Set down the full listing exactly as given. Any pictures are to be left out.

-- START --

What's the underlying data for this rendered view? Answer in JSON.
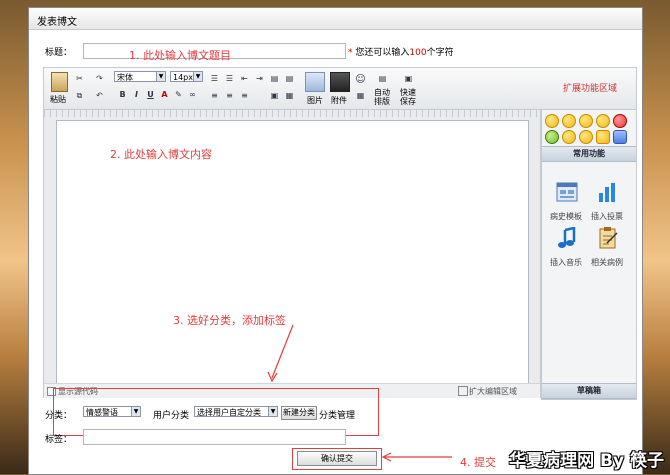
{
  "window": {
    "title": "发表博文"
  },
  "title_row": {
    "label": "标题：",
    "value": "",
    "asterisk": "*",
    "hint_pre": "您还可以输入",
    "hint_num": "100",
    "hint_post": "个字符"
  },
  "toolbar": {
    "paste_label": "粘贴",
    "font_family": "宋体",
    "font_size": "14px",
    "bold": "B",
    "italic": "I",
    "underline": "U",
    "strike": "A",
    "picture_label": "图片",
    "attach_label": "附件",
    "auto_layout_label": "自动排版",
    "quick_save_label": "快速保存",
    "extend_label": "扩展功能区域"
  },
  "editor": {
    "show_source_label": "显示源代码",
    "expand_label": "扩大编辑区域"
  },
  "side": {
    "common_title": "常用功能",
    "items": [
      {
        "label": "病史模板",
        "icon": "template-icon"
      },
      {
        "label": "插入投票",
        "icon": "vote-chart-icon"
      },
      {
        "label": "插入音乐",
        "icon": "music-note-icon"
      },
      {
        "label": "相关病例",
        "icon": "case-note-icon"
      }
    ],
    "drafts_label": "草稿箱"
  },
  "category_row": {
    "label": "分类：",
    "system_category": "情感警语",
    "user_category_label": "用户分类",
    "user_category_value": "选择用户自定分类",
    "new_button": "新建分类",
    "manage_link": "分类管理"
  },
  "tags_row": {
    "label": "标签：",
    "value": ""
  },
  "submit_button": "确认提交",
  "annotations": {
    "a1": "1. 此处输入博文题目",
    "a2": "2. 此处输入博文内容",
    "a3": "3. 选好分类，添加标签",
    "a4": "4. 提交"
  },
  "watermark": "华夏病理网 By 筷子",
  "colors": {
    "annotation": "#e23c3c",
    "hint_number": "#d40000",
    "frame_bg": "#ffffff"
  }
}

-- END --

*Answer to this problem:*
What's the underlying data for this rendered view? Answer in JSON.
{
  "window": {
    "title": "发表博文"
  },
  "title_row": {
    "label": "标题：",
    "value": "",
    "asterisk": "*",
    "hint_pre": "您还可以输入",
    "hint_num": "100",
    "hint_post": "个字符"
  },
  "toolbar": {
    "paste_label": "粘贴",
    "font_family": "宋体",
    "font_size": "14px",
    "bold": "B",
    "italic": "I",
    "underline": "U",
    "strike": "A",
    "picture_label": "图片",
    "attach_label": "附件",
    "auto_layout_label": "自动排版",
    "quick_save_label": "快速保存",
    "extend_label": "扩展功能区域"
  },
  "editor": {
    "show_source_label": "显示源代码",
    "expand_label": "扩大编辑区域"
  },
  "side": {
    "common_title": "常用功能",
    "items": [
      {
        "label": "病史模板",
        "icon": "template-icon"
      },
      {
        "label": "插入投票",
        "icon": "vote-chart-icon"
      },
      {
        "label": "插入音乐",
        "icon": "music-note-icon"
      },
      {
        "label": "相关病例",
        "icon": "case-note-icon"
      }
    ],
    "drafts_label": "草稿箱"
  },
  "category_row": {
    "label": "分类：",
    "system_category": "情感警语",
    "user_category_label": "用户分类",
    "user_category_value": "选择用户自定分类",
    "new_button": "新建分类",
    "manage_link": "分类管理"
  },
  "tags_row": {
    "label": "标签：",
    "value": ""
  },
  "submit_button": "确认提交",
  "annotations": {
    "a1": "1. 此处输入博文题目",
    "a2": "2. 此处输入博文内容",
    "a3": "3. 选好分类，添加标签",
    "a4": "4. 提交"
  },
  "watermark": "华夏病理网 By 筷子",
  "colors": {
    "annotation": "#e23c3c",
    "hint_number": "#d40000",
    "frame_bg": "#ffffff"
  }
}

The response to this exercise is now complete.